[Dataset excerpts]
----
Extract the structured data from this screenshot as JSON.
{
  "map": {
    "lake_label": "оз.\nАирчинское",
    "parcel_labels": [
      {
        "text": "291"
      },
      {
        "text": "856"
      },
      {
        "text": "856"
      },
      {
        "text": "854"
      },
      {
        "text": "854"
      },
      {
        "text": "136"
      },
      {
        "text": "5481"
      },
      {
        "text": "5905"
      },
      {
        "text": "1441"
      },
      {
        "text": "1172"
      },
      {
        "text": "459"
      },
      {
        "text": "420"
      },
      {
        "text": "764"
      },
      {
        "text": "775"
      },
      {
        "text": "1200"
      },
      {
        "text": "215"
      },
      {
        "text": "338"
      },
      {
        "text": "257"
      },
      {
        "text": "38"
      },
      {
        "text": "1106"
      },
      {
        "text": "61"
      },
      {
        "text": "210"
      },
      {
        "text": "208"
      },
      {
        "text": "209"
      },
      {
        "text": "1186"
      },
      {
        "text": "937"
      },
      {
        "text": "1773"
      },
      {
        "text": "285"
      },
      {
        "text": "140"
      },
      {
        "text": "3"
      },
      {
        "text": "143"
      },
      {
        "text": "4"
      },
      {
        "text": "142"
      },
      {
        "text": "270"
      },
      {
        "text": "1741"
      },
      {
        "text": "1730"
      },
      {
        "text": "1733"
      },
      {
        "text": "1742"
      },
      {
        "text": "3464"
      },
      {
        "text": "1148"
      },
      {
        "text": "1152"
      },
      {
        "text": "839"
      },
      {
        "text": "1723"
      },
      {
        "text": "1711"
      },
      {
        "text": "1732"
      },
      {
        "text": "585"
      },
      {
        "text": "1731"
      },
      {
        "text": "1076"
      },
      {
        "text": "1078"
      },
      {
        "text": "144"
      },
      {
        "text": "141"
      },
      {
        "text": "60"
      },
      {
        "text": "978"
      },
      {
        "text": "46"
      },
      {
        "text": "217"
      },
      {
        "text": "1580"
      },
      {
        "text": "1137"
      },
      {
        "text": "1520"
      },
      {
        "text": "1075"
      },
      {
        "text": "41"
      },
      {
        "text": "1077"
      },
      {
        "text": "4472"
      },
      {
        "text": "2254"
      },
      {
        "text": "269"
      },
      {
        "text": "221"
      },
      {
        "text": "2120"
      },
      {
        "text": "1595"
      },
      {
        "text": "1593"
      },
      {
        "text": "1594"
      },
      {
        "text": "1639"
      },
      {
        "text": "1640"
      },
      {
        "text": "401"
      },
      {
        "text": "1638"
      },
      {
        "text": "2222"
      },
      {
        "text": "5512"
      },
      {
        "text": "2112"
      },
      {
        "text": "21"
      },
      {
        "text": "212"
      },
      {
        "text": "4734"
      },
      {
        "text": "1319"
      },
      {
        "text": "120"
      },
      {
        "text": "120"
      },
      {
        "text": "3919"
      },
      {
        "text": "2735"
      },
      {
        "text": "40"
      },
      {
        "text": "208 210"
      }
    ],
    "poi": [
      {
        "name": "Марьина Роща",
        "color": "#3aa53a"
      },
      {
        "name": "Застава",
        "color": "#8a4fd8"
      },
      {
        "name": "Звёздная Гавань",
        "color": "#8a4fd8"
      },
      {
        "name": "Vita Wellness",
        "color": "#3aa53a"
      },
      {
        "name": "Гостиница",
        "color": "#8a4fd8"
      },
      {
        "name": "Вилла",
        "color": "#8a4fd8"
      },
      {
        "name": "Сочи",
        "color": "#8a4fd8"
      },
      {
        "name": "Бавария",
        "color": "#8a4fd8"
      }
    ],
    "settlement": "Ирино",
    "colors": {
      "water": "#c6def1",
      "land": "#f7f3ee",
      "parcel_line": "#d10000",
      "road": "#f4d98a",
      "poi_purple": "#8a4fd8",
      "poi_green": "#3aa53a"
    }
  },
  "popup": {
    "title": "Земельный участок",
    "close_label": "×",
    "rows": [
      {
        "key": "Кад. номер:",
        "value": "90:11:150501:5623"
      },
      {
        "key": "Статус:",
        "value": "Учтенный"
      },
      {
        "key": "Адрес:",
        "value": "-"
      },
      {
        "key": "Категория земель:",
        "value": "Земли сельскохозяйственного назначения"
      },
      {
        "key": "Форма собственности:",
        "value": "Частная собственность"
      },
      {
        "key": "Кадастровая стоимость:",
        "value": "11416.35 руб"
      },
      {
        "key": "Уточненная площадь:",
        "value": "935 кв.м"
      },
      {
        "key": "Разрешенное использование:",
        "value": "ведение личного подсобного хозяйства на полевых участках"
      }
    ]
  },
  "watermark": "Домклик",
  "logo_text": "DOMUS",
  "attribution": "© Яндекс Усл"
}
----
Show every line from the entries above in which the word "name" appears.

        "name": "Марьина Роща",
        "name": "Застава",
        "name": "Звёздная Гавань",
        "name": "Vita Wellness",
        "name": "Гостиница",
        "name": "Вилла",
        "name": "Сочи",
        "name": "Бавария",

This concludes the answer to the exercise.